Information supplied:
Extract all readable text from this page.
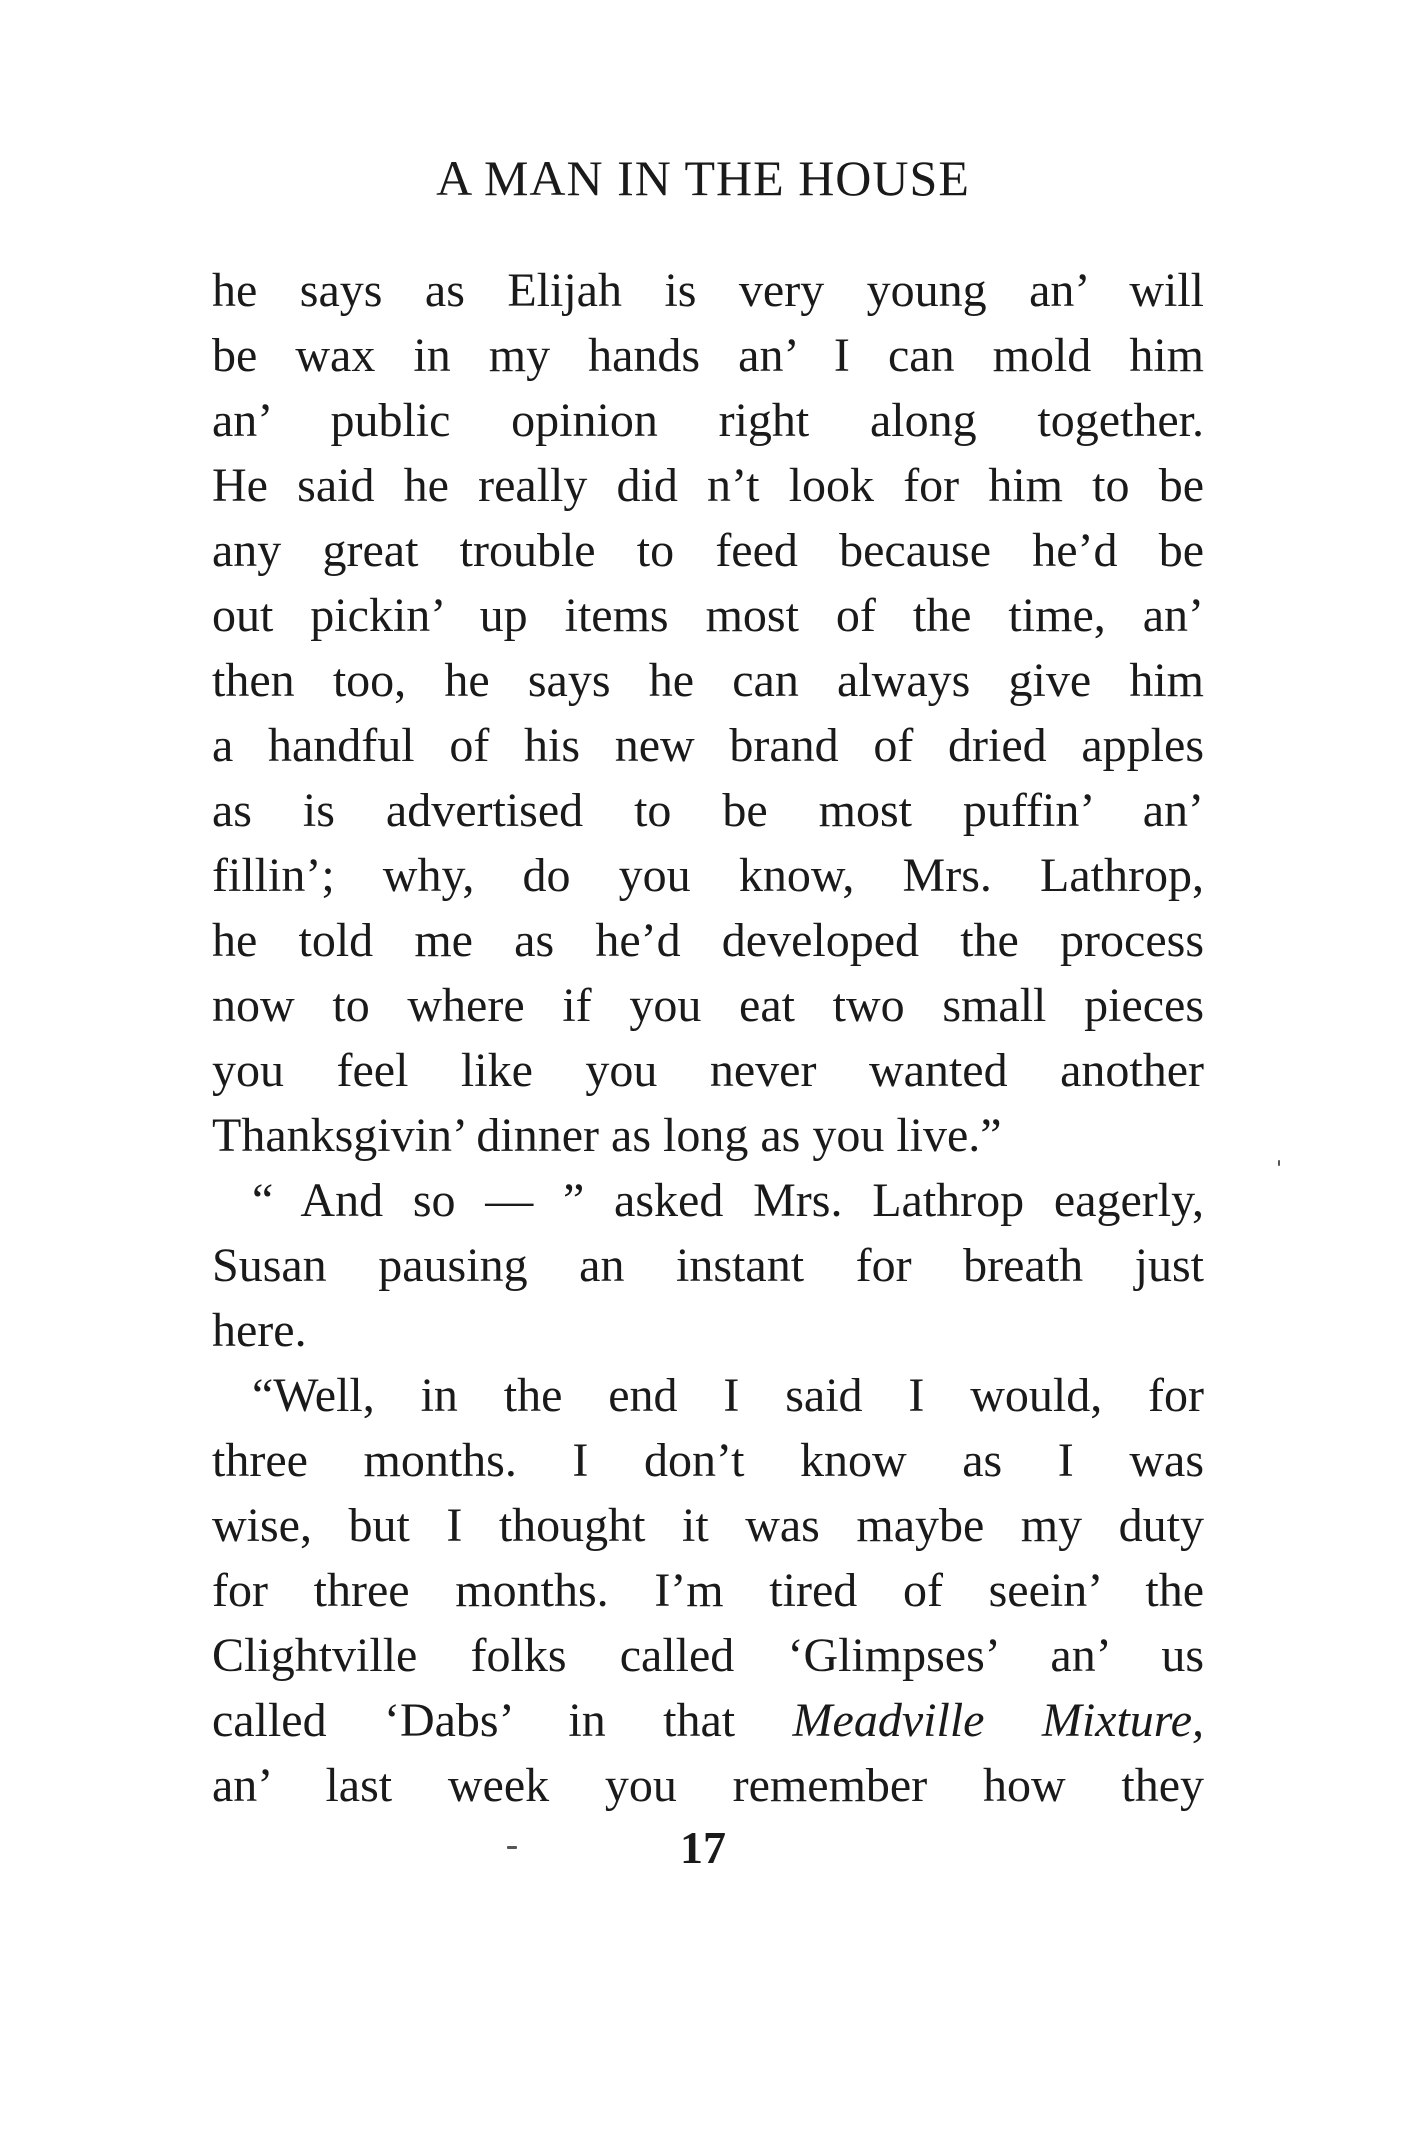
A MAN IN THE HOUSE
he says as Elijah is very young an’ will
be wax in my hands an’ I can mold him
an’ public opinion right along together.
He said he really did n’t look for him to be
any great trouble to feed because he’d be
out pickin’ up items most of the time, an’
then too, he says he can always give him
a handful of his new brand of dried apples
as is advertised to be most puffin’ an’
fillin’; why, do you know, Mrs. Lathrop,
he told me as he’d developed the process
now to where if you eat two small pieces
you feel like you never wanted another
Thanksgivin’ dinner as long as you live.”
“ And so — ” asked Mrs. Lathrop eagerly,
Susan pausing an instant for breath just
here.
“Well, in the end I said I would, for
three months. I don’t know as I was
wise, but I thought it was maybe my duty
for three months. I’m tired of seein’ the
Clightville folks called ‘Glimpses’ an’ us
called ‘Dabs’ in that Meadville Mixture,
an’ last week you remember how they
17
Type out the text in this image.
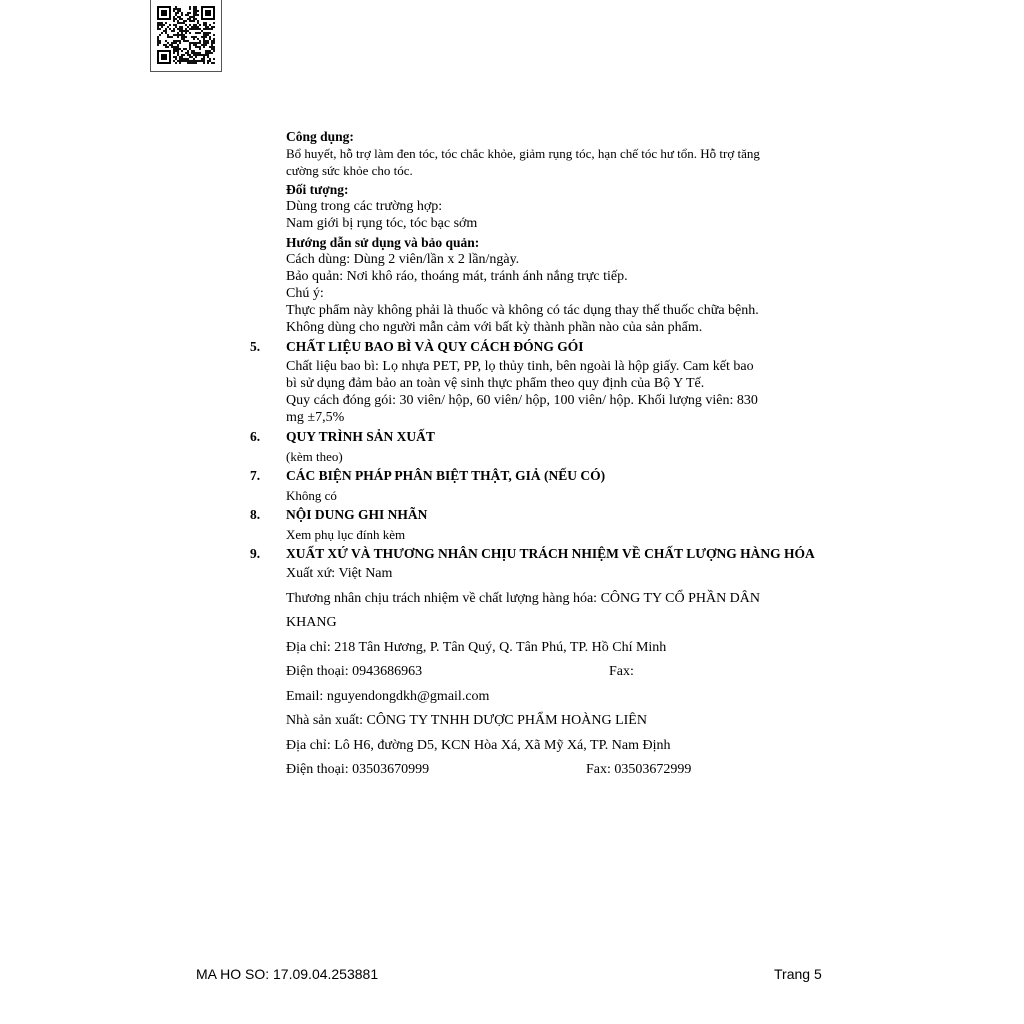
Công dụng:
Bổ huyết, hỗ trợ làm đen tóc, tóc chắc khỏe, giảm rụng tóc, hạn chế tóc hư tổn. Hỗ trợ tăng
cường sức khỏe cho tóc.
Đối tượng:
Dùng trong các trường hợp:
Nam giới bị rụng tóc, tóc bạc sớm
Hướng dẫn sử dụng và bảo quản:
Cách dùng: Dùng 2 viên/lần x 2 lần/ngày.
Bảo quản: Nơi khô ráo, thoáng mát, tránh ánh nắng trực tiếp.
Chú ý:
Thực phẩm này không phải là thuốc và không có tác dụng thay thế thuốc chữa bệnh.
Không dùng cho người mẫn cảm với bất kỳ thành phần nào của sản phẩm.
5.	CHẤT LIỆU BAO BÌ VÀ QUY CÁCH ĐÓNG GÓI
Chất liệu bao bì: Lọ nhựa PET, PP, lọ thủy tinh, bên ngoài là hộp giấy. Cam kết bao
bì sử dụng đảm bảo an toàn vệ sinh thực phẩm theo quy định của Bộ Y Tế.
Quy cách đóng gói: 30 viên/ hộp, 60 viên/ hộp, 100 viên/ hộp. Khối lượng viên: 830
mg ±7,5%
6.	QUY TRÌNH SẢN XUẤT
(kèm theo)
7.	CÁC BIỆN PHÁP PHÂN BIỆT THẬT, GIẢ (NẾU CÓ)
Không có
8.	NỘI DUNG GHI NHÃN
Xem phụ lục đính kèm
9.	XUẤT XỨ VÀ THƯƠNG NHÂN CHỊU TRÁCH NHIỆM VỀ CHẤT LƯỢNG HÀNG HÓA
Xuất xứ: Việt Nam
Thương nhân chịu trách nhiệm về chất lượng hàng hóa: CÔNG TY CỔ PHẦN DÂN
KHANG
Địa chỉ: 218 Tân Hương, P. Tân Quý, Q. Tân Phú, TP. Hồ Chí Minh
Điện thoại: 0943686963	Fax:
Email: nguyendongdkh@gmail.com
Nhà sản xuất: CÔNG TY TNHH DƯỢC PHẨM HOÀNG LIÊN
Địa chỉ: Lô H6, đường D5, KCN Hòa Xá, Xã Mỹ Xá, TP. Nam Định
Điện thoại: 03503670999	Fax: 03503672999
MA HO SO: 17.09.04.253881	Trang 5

Exercise:
Without the pictures, restate each entry exactly.

Exercise output:
Extract all readable text from this page.
A MAN IN THE HOUSE
he says as Elijah is very young an’ will
be wax in my hands an’ I can mold him
an’ public opinion right along together.
He said he really did n’t look for him to be
any great trouble to feed because he’d be
out pickin’ up items most of the time, an’
then too, he says he can always give him
a handful of his new brand of dried apples
as is advertised to be most puffin’ an’
fillin’; why, do you know, Mrs. Lathrop,
he told me as he’d developed the process
now to where if you eat two small pieces
you feel like you never wanted another
Thanksgivin’ dinner as long as you live.”
“ And so — ” asked Mrs. Lathrop eagerly,
Susan pausing an instant for breath just
here.
“Well, in the end I said I would, for
three months. I don’t know as I was
wise, but I thought it was maybe my duty
for three months. I’m tired of seein’ the
Clightville folks called ‘Glimpses’ an’ us
called ‘Dabs’ in that Meadville Mixture,
an’ last week you remember how they
17
Type out the text in this image.
Công dụng:
Bổ huyết, hỗ trợ làm đen tóc, tóc chắc khỏe, giảm rụng tóc, hạn chế tóc hư tổn. Hỗ trợ tăng
cường sức khỏe cho tóc.
Đối tượng:
Dùng trong các trường hợp:
Nam giới bị rụng tóc, tóc bạc sớm
Hướng dẫn sử dụng và bảo quản:
Cách dùng: Dùng 2 viên/lần x 2 lần/ngày.
Bảo quản: Nơi khô ráo, thoáng mát, tránh ánh nắng trực tiếp.
Chú ý:
Thực phẩm này không phải là thuốc và không có tác dụng thay thế thuốc chữa bệnh.
Không dùng cho người mẫn cảm với bất kỳ thành phần nào của sản phẩm.
5.	CHẤT LIỆU BAO BÌ VÀ QUY CÁCH ĐÓNG GÓI
Chất liệu bao bì: Lọ nhựa PET, PP, lọ thủy tinh, bên ngoài là hộp giấy. Cam kết bao
bì sử dụng đảm bảo an toàn vệ sinh thực phẩm theo quy định của Bộ Y Tế.
Quy cách đóng gói: 30 viên/ hộp, 60 viên/ hộp, 100 viên/ hộp. Khối lượng viên: 830
mg ±7,5%
6.	QUY TRÌNH SẢN XUẤT
(kèm theo)
7.	CÁC BIỆN PHÁP PHÂN BIỆT THẬT, GIẢ (NẾU CÓ)
Không có
8.	NỘI DUNG GHI NHÃN
Xem phụ lục đính kèm
9.	XUẤT XỨ VÀ THƯƠNG NHÂN CHỊU TRÁCH NHIỆM VỀ CHẤT LƯỢNG HÀNG HÓA
Xuất xứ: Việt Nam
Thương nhân chịu trách nhiệm về chất lượng hàng hóa: CÔNG TY CỔ PHẦN DÂN
KHANG
Địa chỉ: 218 Tân Hương, P. Tân Quý, Q. Tân Phú, TP. Hồ Chí Minh
Điện thoại: 0943686963	Fax:
Email: nguyendongdkh@gmail.com
Nhà sản xuất: CÔNG TY TNHH DƯỢC PHẨM HOÀNG LIÊN
Địa chỉ: Lô H6, đường D5, KCN Hòa Xá, Xã Mỹ Xá, TP. Nam Định
Điện thoại: 03503670999	Fax: 03503672999
MA HO SO: 17.09.04.253881	Trang 5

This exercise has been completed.